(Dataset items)

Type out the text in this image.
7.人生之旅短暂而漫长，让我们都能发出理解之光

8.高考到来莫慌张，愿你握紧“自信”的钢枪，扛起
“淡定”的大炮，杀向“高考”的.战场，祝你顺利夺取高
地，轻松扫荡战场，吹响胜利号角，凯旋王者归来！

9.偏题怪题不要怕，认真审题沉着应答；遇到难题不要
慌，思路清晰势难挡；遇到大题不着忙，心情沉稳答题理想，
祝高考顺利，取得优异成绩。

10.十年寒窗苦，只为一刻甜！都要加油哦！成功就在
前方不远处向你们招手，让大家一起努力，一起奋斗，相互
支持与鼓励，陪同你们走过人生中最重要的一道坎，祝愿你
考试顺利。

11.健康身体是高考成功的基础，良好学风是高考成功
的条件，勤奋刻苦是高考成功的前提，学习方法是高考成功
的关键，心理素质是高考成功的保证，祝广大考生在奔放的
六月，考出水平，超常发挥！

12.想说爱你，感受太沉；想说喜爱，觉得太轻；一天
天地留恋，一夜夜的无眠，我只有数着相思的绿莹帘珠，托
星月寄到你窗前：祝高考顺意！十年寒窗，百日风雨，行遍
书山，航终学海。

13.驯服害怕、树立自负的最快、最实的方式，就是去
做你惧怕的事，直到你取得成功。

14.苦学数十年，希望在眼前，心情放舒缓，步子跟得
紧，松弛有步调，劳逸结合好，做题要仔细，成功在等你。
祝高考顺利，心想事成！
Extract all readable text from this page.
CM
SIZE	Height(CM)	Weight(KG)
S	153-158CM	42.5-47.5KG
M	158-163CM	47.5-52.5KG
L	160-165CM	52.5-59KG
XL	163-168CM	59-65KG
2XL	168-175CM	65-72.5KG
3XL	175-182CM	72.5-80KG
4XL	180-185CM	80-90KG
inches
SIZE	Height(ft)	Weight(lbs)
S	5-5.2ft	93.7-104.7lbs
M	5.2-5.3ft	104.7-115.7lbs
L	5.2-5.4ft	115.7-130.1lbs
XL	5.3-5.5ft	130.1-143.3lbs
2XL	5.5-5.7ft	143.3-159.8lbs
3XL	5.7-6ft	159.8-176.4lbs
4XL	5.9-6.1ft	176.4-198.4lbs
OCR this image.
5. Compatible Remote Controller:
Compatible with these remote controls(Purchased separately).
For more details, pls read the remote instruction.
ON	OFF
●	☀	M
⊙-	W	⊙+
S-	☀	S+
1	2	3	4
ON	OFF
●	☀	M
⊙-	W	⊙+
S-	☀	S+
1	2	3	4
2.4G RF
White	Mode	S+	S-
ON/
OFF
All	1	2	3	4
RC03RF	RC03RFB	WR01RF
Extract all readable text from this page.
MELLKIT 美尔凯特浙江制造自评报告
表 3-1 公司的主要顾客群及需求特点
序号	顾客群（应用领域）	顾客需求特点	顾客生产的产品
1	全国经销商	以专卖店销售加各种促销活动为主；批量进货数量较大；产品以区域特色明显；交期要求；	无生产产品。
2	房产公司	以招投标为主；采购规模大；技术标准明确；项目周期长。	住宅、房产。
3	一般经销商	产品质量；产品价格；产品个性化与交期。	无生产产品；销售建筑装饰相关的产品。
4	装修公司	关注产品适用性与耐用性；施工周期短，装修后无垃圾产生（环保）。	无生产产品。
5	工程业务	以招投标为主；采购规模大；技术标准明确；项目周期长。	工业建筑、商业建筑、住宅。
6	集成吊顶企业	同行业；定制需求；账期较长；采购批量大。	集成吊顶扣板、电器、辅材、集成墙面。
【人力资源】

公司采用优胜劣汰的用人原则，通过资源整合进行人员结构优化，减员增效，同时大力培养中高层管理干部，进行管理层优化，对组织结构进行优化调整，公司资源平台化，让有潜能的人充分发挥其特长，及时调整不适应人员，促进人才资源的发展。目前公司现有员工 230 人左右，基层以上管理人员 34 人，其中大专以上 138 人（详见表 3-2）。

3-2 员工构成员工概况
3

== EXERCISE ==
Quote all of the entries verbatim.

== FULL OUTPUT ==
Type out the text in this image.
7.人生之旅短暂而漫长，让我们都能发出理解之光

8.高考到来莫慌张，愿你握紧“自信”的钢枪，扛起
“淡定”的大炮，杀向“高考”的.战场，祝你顺利夺取高
地，轻松扫荡战场，吹响胜利号角，凯旋王者归来！

9.偏题怪题不要怕，认真审题沉着应答；遇到难题不要
慌，思路清晰势难挡；遇到大题不着忙，心情沉稳答题理想，
祝高考顺利，取得优异成绩。

10.十年寒窗苦，只为一刻甜！都要加油哦！成功就在
前方不远处向你们招手，让大家一起努力，一起奋斗，相互
支持与鼓励，陪同你们走过人生中最重要的一道坎，祝愿你
考试顺利。

11.健康身体是高考成功的基础，良好学风是高考成功
的条件，勤奋刻苦是高考成功的前提，学习方法是高考成功
的关键，心理素质是高考成功的保证，祝广大考生在奔放的
六月，考出水平，超常发挥！

12.想说爱你，感受太沉；想说喜爱，觉得太轻；一天
天地留恋，一夜夜的无眠，我只有数着相思的绿莹帘珠，托
星月寄到你窗前：祝高考顺意！十年寒窗，百日风雨，行遍
书山，航终学海。

13.驯服害怕、树立自负的最快、最实的方式，就是去
做你惧怕的事，直到你取得成功。

14.苦学数十年，希望在眼前，心情放舒缓，步子跟得
紧，松弛有步调，劳逸结合好，做题要仔细，成功在等你。
祝高考顺利，心想事成！
Extract all readable text from this page.
CM
SIZE	Height(CM)	Weight(KG)
S	153-158CM	42.5-47.5KG
M	158-163CM	47.5-52.5KG
L	160-165CM	52.5-59KG
XL	163-168CM	59-65KG
2XL	168-175CM	65-72.5KG
3XL	175-182CM	72.5-80KG
4XL	180-185CM	80-90KG
inches
SIZE	Height(ft)	Weight(lbs)
S	5-5.2ft	93.7-104.7lbs
M	5.2-5.3ft	104.7-115.7lbs
L	5.2-5.4ft	115.7-130.1lbs
XL	5.3-5.5ft	130.1-143.3lbs
2XL	5.5-5.7ft	143.3-159.8lbs
3XL	5.7-6ft	159.8-176.4lbs
4XL	5.9-6.1ft	176.4-198.4lbs
OCR this image.
5. Compatible Remote Controller:
Compatible with these remote controls(Purchased separately).
For more details, pls read the remote instruction.
ON	OFF
●	☀	M
⊙-	W	⊙+
S-	☀	S+
1	2	3	4
ON	OFF
●	☀	M
⊙-	W	⊙+
S-	☀	S+
1	2	3	4
2.4G RF
White	Mode	S+	S-
ON/
OFF
All	1	2	3	4
RC03RF	RC03RFB	WR01RF
Extract all readable text from this page.
MELLKIT 美尔凯特浙江制造自评报告
表 3-1 公司的主要顾客群及需求特点
序号	顾客群（应用领域）	顾客需求特点	顾客生产的产品
1	全国经销商	以专卖店销售加各种促销活动为主；批量进货数量较大；产品以区域特色明显；交期要求；	无生产产品。
2	房产公司	以招投标为主；采购规模大；技术标准明确；项目周期长。	住宅、房产。
3	一般经销商	产品质量；产品价格；产品个性化与交期。	无生产产品；销售建筑装饰相关的产品。
4	装修公司	关注产品适用性与耐用性；施工周期短，装修后无垃圾产生（环保）。	无生产产品。
5	工程业务	以招投标为主；采购规模大；技术标准明确；项目周期长。	工业建筑、商业建筑、住宅。
6	集成吊顶企业	同行业；定制需求；账期较长；采购批量大。	集成吊顶扣板、电器、辅材、集成墙面。
【人力资源】

公司采用优胜劣汰的用人原则，通过资源整合进行人员结构优化，减员增效，同时大力培养中高层管理干部，进行管理层优化，对组织结构进行优化调整，公司资源平台化，让有潜能的人充分发挥其特长，及时调整不适应人员，促进人才资源的发展。目前公司现有员工 230 人左右，基层以上管理人员 34 人，其中大专以上 138 人（详见表 3-2）。

3-2 员工构成员工概况
3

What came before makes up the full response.